## Direction
Every line of the listing must be reproduced as it stands. Leave the images behind.

## Records
------------------------------------
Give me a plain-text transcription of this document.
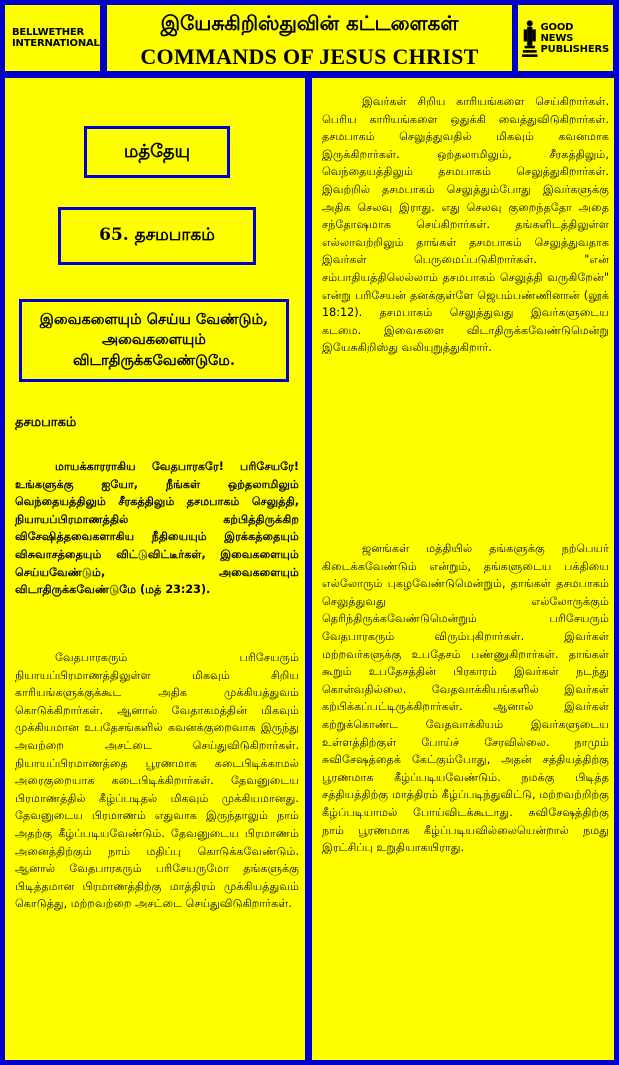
BELLWETHER
INTERNATIONAL
இயேசுகிறிஸ்துவின் கட்டளைகள்
COMMANDS OF JESUS CHRIST
GOOD NEWS
PUBLISHERS
மத்தேயு
65. தசமபாகம்
இவைகளையும் செய்ய வேண்டும், அவைகளையும் விடாதிருக்கவேண்டுமே.
தசமபாகம்
மாயக்காரராகிய வேதபாரகரே! பரிசேயரே! உங்களுக்கு ஐயோ, நீங்கள் ஒற்தலாமிலும் வெந்தையத்திலும் சீரகத்திலும் தசமபாகம் செலுத்தி, நியாயப்பிரமாணத்தில் கற்பித்திருக்கிற விசேஷித்தவைகளாகிய நீதியையும் இரக்கத்தையும் விசுவாசத்தையும் விட்டுவிட்டீர்கள், இவைகளையும் செய்யவேண்டும், அவைகளையும் விடாதிருக்கவேண்டுமே (மத் 23:23).
வேதபாரகரும் பரிசேயரும் நியாயப்பிரமாணத்திலுள்ள மிகவும் சிறிய காரியங்களுக்குக்கூட அதிக முக்கியத்துவம் கொடுக்கிறார்கள். ஆனால் வேதாகமத்தின் மிகவும் முக்கியமான உபதேசங்களில் கவனக்குறைவாக இருந்து அவற்றை அசட்டை செய்துவிடுகிறார்கள். நியாயப்பிரமாணத்தை பூரணமாக கடைபிடிக்காமல் அரைகுறையாக கடைபிடிக்கிறார்கள். தேவனுடைய பிரமாணத்தில் கீழ்ப்படிதல் மிகவும் முக்கியமானது. தேவனுடைய பிரமாணம் எதுவாக இருந்தாலும் நாம் அதற்கு கீழ்ப்படியவேண்டும். தேவனுடைய பிரமாணம் அனைத்திற்கும் நாம் மதிப்பு கொடுக்கவேண்டும். ஆனால் வேதபாரகரும் பரிசேயருமோ தங்களுக்கு பிடித்தமான பிரமாணத்திற்கு மாத்திரம் முக்கியத்துவம் கொடுத்து, மற்றவற்றை அசட்டை செய்துவிடுகிறார்கள்.
இவர்கள் சிறிய காரியங்களை செய்கிறார்கள். பெரிய காரியங்களை ஒதுக்கி வைத்துவிடுகிறார்கள். தசமபாகம் செலுத்துவதில் மிகவும் கவனமாக இருக்கிறார்கள். ஒற்தலாமிலும், சீரகத்திலும், வெந்தையத்திலும் தசமபாகம் செலுத்துகிறார்கள். இவற்றில் தசமபாகம் செலுத்தும்போது இவர்களுக்கு அதிக செலவு இராது. எது செலவு குறைந்ததோ அதை சந்தோஷமாக செய்கிறார்கள். தங்களிடத்திலுள்ள எல்லாவற்றிலும் தாங்கள் தசமபாகம் செலுத்துவதாக இவர்கள் பெருமைப்படுகிறார்கள். "என் சம்பாதியத்திலெல்லாம் தசமபாகம் செலுத்தி வருகிறேன்" என்று பரிசேயன் தனக்குள்ளே ஜெபம்பண்ணினான் (லூக் 18:12). தசமபாகம் செலுத்துவது இவர்களுடைய கடமை. இவைகளை விடாதிருக்கவேண்டுமென்று இயேசுகிறிஸ்து வலியுறுத்துகிறார்.
ஜனங்கள் மத்தியில் தங்களுக்கு நற்பெயர் கிடைக்கவேண்டும் என்றும், தங்களுடைய பக்தியை எல்லோரும் புகழவேண்டுமென்றும், தாங்கள் தசமபாகம் செலுத்துவது எல்லோருக்கும் தெரிந்திருக்கவேண்டுமென்றும் பரிசேயரும் வேதபாரகரும் விரும்புகிறார்கள். இவர்கள் மற்றவர்களுக்கு உபதேசம் பண்ணுகிறார்கள். தாங்கள் கூறும் உபதேசத்தின் பிரகாரம் இவர்கள் நடந்து கொள்வதில்லை. வேதவாக்கியங்களில் இவர்கள் கற்பிக்கப்பட்டிருக்கிறார்கள். ஆனால் இவர்கள் கற்றுக்கொண்ட வேதவாக்கியம் இவர்களுடைய உள்ளத்திற்குள் போய்ச் சேரவில்லை. நாமும் சுவிசேஷத்தைக் கேட்கும்போது, அதன் சத்தியத்திற்கு பூரணமாக கீழ்ப்படியவேண்டும். நமக்கு பிடித்த சத்தியத்திற்கு மாத்திரம் கீழ்ப்படிந்துவிட்டு, மற்றவற்றிற்கு கீழ்ப்படியாமல் போய்விடக்கூடாது. சுவிசேஷத்திற்கு நாம் பூரணமாக கீழ்ப்படியவில்லையென்றால் நமது இரட்சிப்பு உறுதியாகயிராது.
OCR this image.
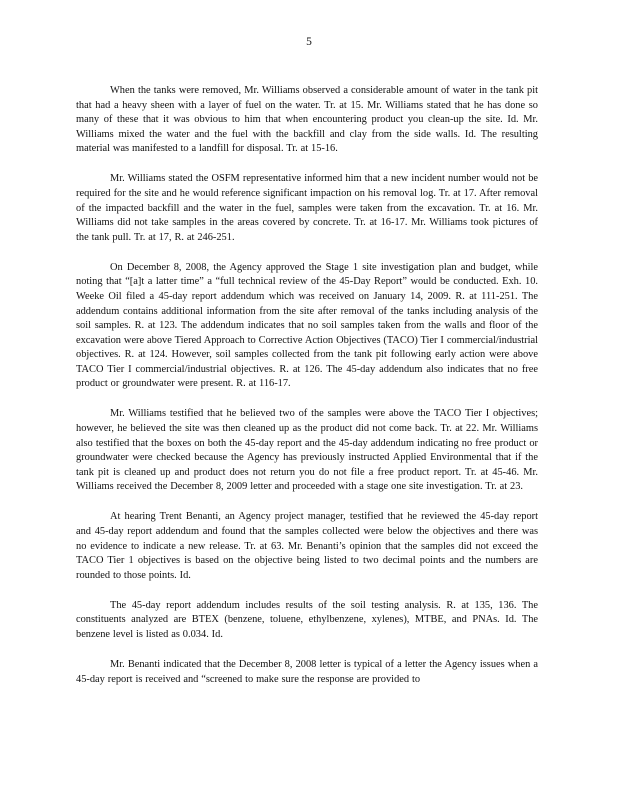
5

When the tanks were removed, Mr. Williams observed a considerable amount of water in the tank pit that had a heavy sheen with a layer of fuel on the water. Tr. at 15. Mr. Williams stated that he has done so many of these that it was obvious to him that when encountering product you clean-up the site. Id. Mr. Williams mixed the water and the fuel with the backfill and clay from the side walls. Id. The resulting material was manifested to a landfill for disposal. Tr. at 15-16.

Mr. Williams stated the OSFM representative informed him that a new incident number would not be required for the site and he would reference significant impaction on his removal log. Tr. at 17. After removal of the impacted backfill and the water in the fuel, samples were taken from the excavation. Tr. at 16. Mr. Williams did not take samples in the areas covered by concrete. Tr. at 16-17. Mr. Williams took pictures of the tank pull. Tr. at 17, R. at 246-251.

On December 8, 2008, the Agency approved the Stage 1 site investigation plan and budget, while noting that “[a]t a latter time” a “full technical review of the 45-Day Report” would be conducted. Exh. 10. Weeke Oil filed a 45-day report addendum which was received on January 14, 2009. R. at 111-251. The addendum contains additional information from the site after removal of the tanks including analysis of the soil samples. R. at 123. The addendum indicates that no soil samples taken from the walls and floor of the excavation were above Tiered Approach to Corrective Action Objectives (TACO) Tier I commercial/industrial objectives. R. at 124. However, soil samples collected from the tank pit following early action were above TACO Tier I commercial/industrial objectives. R. at 126. The 45-day addendum also indicates that no free product or groundwater were present. R. at 116-17.

Mr. Williams testified that he believed two of the samples were above the TACO Tier I objectives; however, he believed the site was then cleaned up as the product did not come back. Tr. at 22. Mr. Williams also testified that the boxes on both the 45-day report and the 45-day addendum indicating no free product or groundwater were checked because the Agency has previously instructed Applied Environmental that if the tank pit is cleaned up and product does not return you do not file a free product report. Tr. at 45-46. Mr. Williams received the December 8, 2009 letter and proceeded with a stage one site investigation. Tr. at 23.

At hearing Trent Benanti, an Agency project manager, testified that he reviewed the 45-day report and 45-day report addendum and found that the samples collected were below the objectives and there was no evidence to indicate a new release. Tr. at 63. Mr. Benanti’s opinion that the samples did not exceed the TACO Tier 1 objectives is based on the objective being listed to two decimal points and the numbers are rounded to those points. Id.

The 45-day report addendum includes results of the soil testing analysis. R. at 135, 136. The constituents analyzed are BTEX (benzene, toluene, ethylbenzene, xylenes), MTBE, and PNAs. Id. The benzene level is listed as 0.034. Id.

Mr. Benanti indicated that the December 8, 2008 letter is typical of a letter the Agency issues when a 45-day report is received and “screened to make sure the response are provided to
------------------------------------
## Response below
Give me a plain-text transcription of this document.
BELLWETHER
INTERNATIONAL
இயேசுகிறிஸ்துவின் கட்டளைகள்
COMMANDS OF JESUS CHRIST
GOOD NEWS
PUBLISHERS
மத்தேயு
65. தசமபாகம்
இவைகளையும் செய்ய வேண்டும், அவைகளையும் விடாதிருக்கவேண்டுமே.
தசமபாகம்
மாயக்காரராகிய வேதபாரகரே! பரிசேயரே! உங்களுக்கு ஐயோ, நீங்கள் ஒற்தலாமிலும் வெந்தையத்திலும் சீரகத்திலும் தசமபாகம் செலுத்தி, நியாயப்பிரமாணத்தில் கற்பித்திருக்கிற விசேஷித்தவைகளாகிய நீதியையும் இரக்கத்தையும் விசுவாசத்தையும் விட்டுவிட்டீர்கள், இவைகளையும் செய்யவேண்டும், அவைகளையும் விடாதிருக்கவேண்டுமே (மத் 23:23).
வேதபாரகரும் பரிசேயரும் நியாயப்பிரமாணத்திலுள்ள மிகவும் சிறிய காரியங்களுக்குக்கூட அதிக முக்கியத்துவம் கொடுக்கிறார்கள். ஆனால் வேதாகமத்தின் மிகவும் முக்கியமான உபதேசங்களில் கவனக்குறைவாக இருந்து அவற்றை அசட்டை செய்துவிடுகிறார்கள். நியாயப்பிரமாணத்தை பூரணமாக கடைபிடிக்காமல் அரைகுறையாக கடைபிடிக்கிறார்கள். தேவனுடைய பிரமாணத்தில் கீழ்ப்படிதல் மிகவும் முக்கியமானது. தேவனுடைய பிரமாணம் எதுவாக இருந்தாலும் நாம் அதற்கு கீழ்ப்படியவேண்டும். தேவனுடைய பிரமாணம் அனைத்திற்கும் நாம் மதிப்பு கொடுக்கவேண்டும். ஆனால் வேதபாரகரும் பரிசேயருமோ தங்களுக்கு பிடித்தமான பிரமாணத்திற்கு மாத்திரம் முக்கியத்துவம் கொடுத்து, மற்றவற்றை அசட்டை செய்துவிடுகிறார்கள்.
இவர்கள் சிறிய காரியங்களை செய்கிறார்கள். பெரிய காரியங்களை ஒதுக்கி வைத்துவிடுகிறார்கள். தசமபாகம் செலுத்துவதில் மிகவும் கவனமாக இருக்கிறார்கள். ஒற்தலாமிலும், சீரகத்திலும், வெந்தையத்திலும் தசமபாகம் செலுத்துகிறார்கள். இவற்றில் தசமபாகம் செலுத்தும்போது இவர்களுக்கு அதிக செலவு இராது. எது செலவு குறைந்ததோ அதை சந்தோஷமாக செய்கிறார்கள். தங்களிடத்திலுள்ள எல்லாவற்றிலும் தாங்கள் தசமபாகம் செலுத்துவதாக இவர்கள் பெருமைப்படுகிறார்கள். "என் சம்பாதியத்திலெல்லாம் தசமபாகம் செலுத்தி வருகிறேன்" என்று பரிசேயன் தனக்குள்ளே ஜெபம்பண்ணினான் (லூக் 18:12). தசமபாகம் செலுத்துவது இவர்களுடைய கடமை. இவைகளை விடாதிருக்கவேண்டுமென்று இயேசுகிறிஸ்து வலியுறுத்துகிறார்.
ஜனங்கள் மத்தியில் தங்களுக்கு நற்பெயர் கிடைக்கவேண்டும் என்றும், தங்களுடைய பக்தியை எல்லோரும் புகழவேண்டுமென்றும், தாங்கள் தசமபாகம் செலுத்துவது எல்லோருக்கும் தெரிந்திருக்கவேண்டுமென்றும் பரிசேயரும் வேதபாரகரும் விரும்புகிறார்கள். இவர்கள் மற்றவர்களுக்கு உபதேசம் பண்ணுகிறார்கள். தாங்கள் கூறும் உபதேசத்தின் பிரகாரம் இவர்கள் நடந்து கொள்வதில்லை. வேதவாக்கியங்களில் இவர்கள் கற்பிக்கப்பட்டிருக்கிறார்கள். ஆனால் இவர்கள் கற்றுக்கொண்ட வேதவாக்கியம் இவர்களுடைய உள்ளத்திற்குள் போய்ச் சேரவில்லை. நாமும் சுவிசேஷத்தைக் கேட்கும்போது, அதன் சத்தியத்திற்கு பூரணமாக கீழ்ப்படியவேண்டும். நமக்கு பிடித்த சத்தியத்திற்கு மாத்திரம் கீழ்ப்படிந்துவிட்டு, மற்றவற்றிற்கு கீழ்ப்படியாமல் போய்விடக்கூடாது. சுவிசேஷத்திற்கு நாம் பூரணமாக கீழ்ப்படியவில்லையென்றால் நமது இரட்சிப்பு உறுதியாகயிராது.
OCR this image.
5

When the tanks were removed, Mr. Williams observed a considerable amount of water in the tank pit that had a heavy sheen with a layer of fuel on the water. Tr. at 15. Mr. Williams stated that he has done so many of these that it was obvious to him that when encountering product you clean-up the site. Id. Mr. Williams mixed the water and the fuel with the backfill and clay from the side walls. Id. The resulting material was manifested to a landfill for disposal. Tr. at 15-16.

Mr. Williams stated the OSFM representative informed him that a new incident number would not be required for the site and he would reference significant impaction on his removal log. Tr. at 17. After removal of the impacted backfill and the water in the fuel, samples were taken from the excavation. Tr. at 16. Mr. Williams did not take samples in the areas covered by concrete. Tr. at 16-17. Mr. Williams took pictures of the tank pull. Tr. at 17, R. at 246-251.

On December 8, 2008, the Agency approved the Stage 1 site investigation plan and budget, while noting that “[a]t a latter time” a “full technical review of the 45-Day Report” would be conducted. Exh. 10. Weeke Oil filed a 45-day report addendum which was received on January 14, 2009. R. at 111-251. The addendum contains additional information from the site after removal of the tanks including analysis of the soil samples. R. at 123. The addendum indicates that no soil samples taken from the walls and floor of the excavation were above Tiered Approach to Corrective Action Objectives (TACO) Tier I commercial/industrial objectives. R. at 124. However, soil samples collected from the tank pit following early action were above TACO Tier I commercial/industrial objectives. R. at 126. The 45-day addendum also indicates that no free product or groundwater were present. R. at 116-17.

Mr. Williams testified that he believed two of the samples were above the TACO Tier I objectives; however, he believed the site was then cleaned up as the product did not come back. Tr. at 22. Mr. Williams also testified that the boxes on both the 45-day report and the 45-day addendum indicating no free product or groundwater were checked because the Agency has previously instructed Applied Environmental that if the tank pit is cleaned up and product does not return you do not file a free product report. Tr. at 45-46. Mr. Williams received the December 8, 2009 letter and proceeded with a stage one site investigation. Tr. at 23.

At hearing Trent Benanti, an Agency project manager, testified that he reviewed the 45-day report and 45-day report addendum and found that the samples collected were below the objectives and there was no evidence to indicate a new release. Tr. at 63. Mr. Benanti’s opinion that the samples did not exceed the TACO Tier 1 objectives is based on the objective being listed to two decimal points and the numbers are rounded to those points. Id.

The 45-day report addendum includes results of the soil testing analysis. R. at 135, 136. The constituents analyzed are BTEX (benzene, toluene, ethylbenzene, xylenes), MTBE, and PNAs. Id. The benzene level is listed as 0.034. Id.

Mr. Benanti indicated that the December 8, 2008 letter is typical of a letter the Agency issues when a 45-day report is received and “screened to make sure the response are provided to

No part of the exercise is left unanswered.